(Collected data entries)
========

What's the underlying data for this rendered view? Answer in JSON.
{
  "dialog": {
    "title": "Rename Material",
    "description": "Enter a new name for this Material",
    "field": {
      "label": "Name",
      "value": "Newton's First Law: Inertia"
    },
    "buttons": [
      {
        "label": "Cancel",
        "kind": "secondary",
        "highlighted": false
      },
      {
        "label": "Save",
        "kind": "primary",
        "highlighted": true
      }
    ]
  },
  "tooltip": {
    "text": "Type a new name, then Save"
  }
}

========

* [PROBLEM]: Transcribe all of the entries without altering anything.

* [EXPECTED OUTPUT]:
What's the underlying data for this rendered view? Answer in JSON.
{
  "dialog": {
    "title": "Rename Material",
    "description": "Enter a new name for this Material",
    "field": {
      "label": "Name",
      "value": "Newton's First Law: Inertia"
    },
    "buttons": [
      {
        "label": "Cancel",
        "kind": "secondary",
        "highlighted": false
      },
      {
        "label": "Save",
        "kind": "primary",
        "highlighted": true
      }
    ]
  },
  "tooltip": {
    "text": "Type a new name, then Save"
  }
}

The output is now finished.